**Task to carry out:**
Copy all of the material below exactly.

* START Source data *

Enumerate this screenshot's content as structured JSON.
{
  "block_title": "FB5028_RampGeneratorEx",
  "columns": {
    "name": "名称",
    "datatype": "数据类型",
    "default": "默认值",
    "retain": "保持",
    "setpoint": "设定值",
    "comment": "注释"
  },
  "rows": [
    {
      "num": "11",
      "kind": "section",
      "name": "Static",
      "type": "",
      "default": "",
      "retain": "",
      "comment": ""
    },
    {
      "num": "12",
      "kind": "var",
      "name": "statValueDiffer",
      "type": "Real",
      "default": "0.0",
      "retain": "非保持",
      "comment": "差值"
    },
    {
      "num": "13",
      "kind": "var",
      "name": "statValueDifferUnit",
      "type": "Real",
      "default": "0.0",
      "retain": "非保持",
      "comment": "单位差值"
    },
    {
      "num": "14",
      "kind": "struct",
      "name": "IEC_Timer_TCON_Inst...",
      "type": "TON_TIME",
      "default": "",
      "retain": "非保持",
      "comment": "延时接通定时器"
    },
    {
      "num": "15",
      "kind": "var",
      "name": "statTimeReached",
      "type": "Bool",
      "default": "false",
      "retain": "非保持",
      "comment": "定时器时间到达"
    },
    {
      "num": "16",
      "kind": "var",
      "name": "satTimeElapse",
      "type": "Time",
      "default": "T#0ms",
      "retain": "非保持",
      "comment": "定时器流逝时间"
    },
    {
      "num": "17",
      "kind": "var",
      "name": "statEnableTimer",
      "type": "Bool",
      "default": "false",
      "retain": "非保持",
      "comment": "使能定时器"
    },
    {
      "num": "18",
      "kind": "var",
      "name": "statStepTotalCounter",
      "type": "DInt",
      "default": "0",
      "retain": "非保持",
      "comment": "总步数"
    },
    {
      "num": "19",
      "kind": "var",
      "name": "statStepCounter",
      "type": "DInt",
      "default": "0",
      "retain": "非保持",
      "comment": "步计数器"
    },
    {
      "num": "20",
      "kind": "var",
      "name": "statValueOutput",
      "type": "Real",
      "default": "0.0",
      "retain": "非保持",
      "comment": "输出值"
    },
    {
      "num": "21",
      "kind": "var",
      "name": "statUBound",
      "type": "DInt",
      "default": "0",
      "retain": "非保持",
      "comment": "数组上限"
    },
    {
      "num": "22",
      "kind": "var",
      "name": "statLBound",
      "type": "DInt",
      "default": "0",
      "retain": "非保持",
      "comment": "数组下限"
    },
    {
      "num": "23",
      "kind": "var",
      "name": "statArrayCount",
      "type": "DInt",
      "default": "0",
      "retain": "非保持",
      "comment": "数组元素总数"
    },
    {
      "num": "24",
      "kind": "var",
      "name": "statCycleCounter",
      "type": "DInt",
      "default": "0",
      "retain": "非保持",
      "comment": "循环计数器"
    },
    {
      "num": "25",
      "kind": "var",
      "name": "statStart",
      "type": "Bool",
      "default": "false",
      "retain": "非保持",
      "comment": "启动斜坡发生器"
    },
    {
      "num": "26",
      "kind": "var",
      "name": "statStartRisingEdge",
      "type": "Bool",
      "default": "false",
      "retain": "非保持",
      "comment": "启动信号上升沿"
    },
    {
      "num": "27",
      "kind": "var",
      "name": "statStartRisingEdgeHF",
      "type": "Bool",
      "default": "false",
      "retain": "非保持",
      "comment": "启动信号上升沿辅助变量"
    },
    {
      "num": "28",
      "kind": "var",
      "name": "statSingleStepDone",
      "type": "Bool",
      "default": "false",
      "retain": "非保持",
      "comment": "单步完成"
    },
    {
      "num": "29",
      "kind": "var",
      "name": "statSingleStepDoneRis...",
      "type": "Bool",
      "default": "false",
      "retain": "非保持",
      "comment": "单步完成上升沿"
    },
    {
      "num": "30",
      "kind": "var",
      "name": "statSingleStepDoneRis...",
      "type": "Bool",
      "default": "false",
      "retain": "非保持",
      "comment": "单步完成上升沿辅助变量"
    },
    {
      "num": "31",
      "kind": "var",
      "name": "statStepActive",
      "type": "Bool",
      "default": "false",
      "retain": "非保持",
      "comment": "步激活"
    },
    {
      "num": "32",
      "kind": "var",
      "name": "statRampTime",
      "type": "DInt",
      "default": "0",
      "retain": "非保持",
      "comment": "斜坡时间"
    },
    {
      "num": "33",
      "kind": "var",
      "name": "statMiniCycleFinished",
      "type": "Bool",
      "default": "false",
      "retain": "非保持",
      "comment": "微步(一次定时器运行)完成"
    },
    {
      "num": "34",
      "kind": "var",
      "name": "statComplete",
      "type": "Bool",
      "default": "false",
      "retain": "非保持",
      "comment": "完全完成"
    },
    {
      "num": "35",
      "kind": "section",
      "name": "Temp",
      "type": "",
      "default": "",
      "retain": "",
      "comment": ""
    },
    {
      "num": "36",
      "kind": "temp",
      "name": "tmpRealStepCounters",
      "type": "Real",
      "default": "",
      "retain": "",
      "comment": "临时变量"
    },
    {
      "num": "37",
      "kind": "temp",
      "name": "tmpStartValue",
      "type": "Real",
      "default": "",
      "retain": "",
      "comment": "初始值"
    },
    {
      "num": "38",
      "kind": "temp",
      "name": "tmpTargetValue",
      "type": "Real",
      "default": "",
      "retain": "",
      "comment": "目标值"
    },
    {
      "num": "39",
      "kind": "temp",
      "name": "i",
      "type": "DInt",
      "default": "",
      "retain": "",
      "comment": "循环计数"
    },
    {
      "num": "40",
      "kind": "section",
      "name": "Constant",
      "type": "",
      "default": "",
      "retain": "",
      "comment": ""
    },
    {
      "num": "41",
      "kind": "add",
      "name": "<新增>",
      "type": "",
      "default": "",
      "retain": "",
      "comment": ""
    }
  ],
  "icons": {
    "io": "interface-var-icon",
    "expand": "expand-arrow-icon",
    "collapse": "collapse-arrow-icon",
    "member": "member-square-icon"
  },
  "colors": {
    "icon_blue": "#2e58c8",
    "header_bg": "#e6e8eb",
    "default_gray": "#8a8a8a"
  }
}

* END Source data *

**Written reply:**
Enumerate this screenshot's content as structured JSON.
{
  "block_title": "FB5028_RampGeneratorEx",
  "columns": {
    "name": "名称",
    "datatype": "数据类型",
    "default": "默认值",
    "retain": "保持",
    "setpoint": "设定值",
    "comment": "注释"
  },
  "rows": [
    {
      "num": "11",
      "kind": "section",
      "name": "Static",
      "type": "",
      "default": "",
      "retain": "",
      "comment": ""
    },
    {
      "num": "12",
      "kind": "var",
      "name": "statValueDiffer",
      "type": "Real",
      "default": "0.0",
      "retain": "非保持",
      "comment": "差值"
    },
    {
      "num": "13",
      "kind": "var",
      "name": "statValueDifferUnit",
      "type": "Real",
      "default": "0.0",
      "retain": "非保持",
      "comment": "单位差值"
    },
    {
      "num": "14",
      "kind": "struct",
      "name": "IEC_Timer_TCON_Inst...",
      "type": "TON_TIME",
      "default": "",
      "retain": "非保持",
      "comment": "延时接通定时器"
    },
    {
      "num": "15",
      "kind": "var",
      "name": "statTimeReached",
      "type": "Bool",
      "default": "false",
      "retain": "非保持",
      "comment": "定时器时间到达"
    },
    {
      "num": "16",
      "kind": "var",
      "name": "satTimeElapse",
      "type": "Time",
      "default": "T#0ms",
      "retain": "非保持",
      "comment": "定时器流逝时间"
    },
    {
      "num": "17",
      "kind": "var",
      "name": "statEnableTimer",
      "type": "Bool",
      "default": "false",
      "retain": "非保持",
      "comment": "使能定时器"
    },
    {
      "num": "18",
      "kind": "var",
      "name": "statStepTotalCounter",
      "type": "DInt",
      "default": "0",
      "retain": "非保持",
      "comment": "总步数"
    },
    {
      "num": "19",
      "kind": "var",
      "name": "statStepCounter",
      "type": "DInt",
      "default": "0",
      "retain": "非保持",
      "comment": "步计数器"
    },
    {
      "num": "20",
      "kind": "var",
      "name": "statValueOutput",
      "type": "Real",
      "default": "0.0",
      "retain": "非保持",
      "comment": "输出值"
    },
    {
      "num": "21",
      "kind": "var",
      "name": "statUBound",
      "type": "DInt",
      "default": "0",
      "retain": "非保持",
      "comment": "数组上限"
    },
    {
      "num": "22",
      "kind": "var",
      "name": "statLBound",
      "type": "DInt",
      "default": "0",
      "retain": "非保持",
      "comment": "数组下限"
    },
    {
      "num": "23",
      "kind": "var",
      "name": "statArrayCount",
      "type": "DInt",
      "default": "0",
      "retain": "非保持",
      "comment": "数组元素总数"
    },
    {
      "num": "24",
      "kind": "var",
      "name": "statCycleCounter",
      "type": "DInt",
      "default": "0",
      "retain": "非保持",
      "comment": "循环计数器"
    },
    {
      "num": "25",
      "kind": "var",
      "name": "statStart",
      "type": "Bool",
      "default": "false",
      "retain": "非保持",
      "comment": "启动斜坡发生器"
    },
    {
      "num": "26",
      "kind": "var",
      "name": "statStartRisingEdge",
      "type": "Bool",
      "default": "false",
      "retain": "非保持",
      "comment": "启动信号上升沿"
    },
    {
      "num": "27",
      "kind": "var",
      "name": "statStartRisingEdgeHF",
      "type": "Bool",
      "default": "false",
      "retain": "非保持",
      "comment": "启动信号上升沿辅助变量"
    },
    {
      "num": "28",
      "kind": "var",
      "name": "statSingleStepDone",
      "type": "Bool",
      "default": "false",
      "retain": "非保持",
      "comment": "单步完成"
    },
    {
      "num": "29",
      "kind": "var",
      "name": "statSingleStepDoneRis...",
      "type": "Bool",
      "default": "false",
      "retain": "非保持",
      "comment": "单步完成上升沿"
    },
    {
      "num": "30",
      "kind": "var",
      "name": "statSingleStepDoneRis...",
      "type": "Bool",
      "default": "false",
      "retain": "非保持",
      "comment": "单步完成上升沿辅助变量"
    },
    {
      "num": "31",
      "kind": "var",
      "name": "statStepActive",
      "type": "Bool",
      "default": "false",
      "retain": "非保持",
      "comment": "步激活"
    },
    {
      "num": "32",
      "kind": "var",
      "name": "statRampTime",
      "type": "DInt",
      "default": "0",
      "retain": "非保持",
      "comment": "斜坡时间"
    },
    {
      "num": "33",
      "kind": "var",
      "name": "statMiniCycleFinished",
      "type": "Bool",
      "default": "false",
      "retain": "非保持",
      "comment": "微步(一次定时器运行)完成"
    },
    {
      "num": "34",
      "kind": "var",
      "name": "statComplete",
      "type": "Bool",
      "default": "false",
      "retain": "非保持",
      "comment": "完全完成"
    },
    {
      "num": "35",
      "kind": "section",
      "name": "Temp",
      "type": "",
      "default": "",
      "retain": "",
      "comment": ""
    },
    {
      "num": "36",
      "kind": "temp",
      "name": "tmpRealStepCounters",
      "type": "Real",
      "default": "",
      "retain": "",
      "comment": "临时变量"
    },
    {
      "num": "37",
      "kind": "temp",
      "name": "tmpStartValue",
      "type": "Real",
      "default": "",
      "retain": "",
      "comment": "初始值"
    },
    {
      "num": "38",
      "kind": "temp",
      "name": "tmpTargetValue",
      "type": "Real",
      "default": "",
      "retain": "",
      "comment": "目标值"
    },
    {
      "num": "39",
      "kind": "temp",
      "name": "i",
      "type": "DInt",
      "default": "",
      "retain": "",
      "comment": "循环计数"
    },
    {
      "num": "40",
      "kind": "section",
      "name": "Constant",
      "type": "",
      "default": "",
      "retain": "",
      "comment": ""
    },
    {
      "num": "41",
      "kind": "add",
      "name": "<新增>",
      "type": "",
      "default": "",
      "retain": "",
      "comment": ""
    }
  ],
  "icons": {
    "io": "interface-var-icon",
    "expand": "expand-arrow-icon",
    "collapse": "collapse-arrow-icon",
    "member": "member-square-icon"
  },
  "colors": {
    "icon_blue": "#2e58c8",
    "header_bg": "#e6e8eb",
    "default_gray": "#8a8a8a"
  }
}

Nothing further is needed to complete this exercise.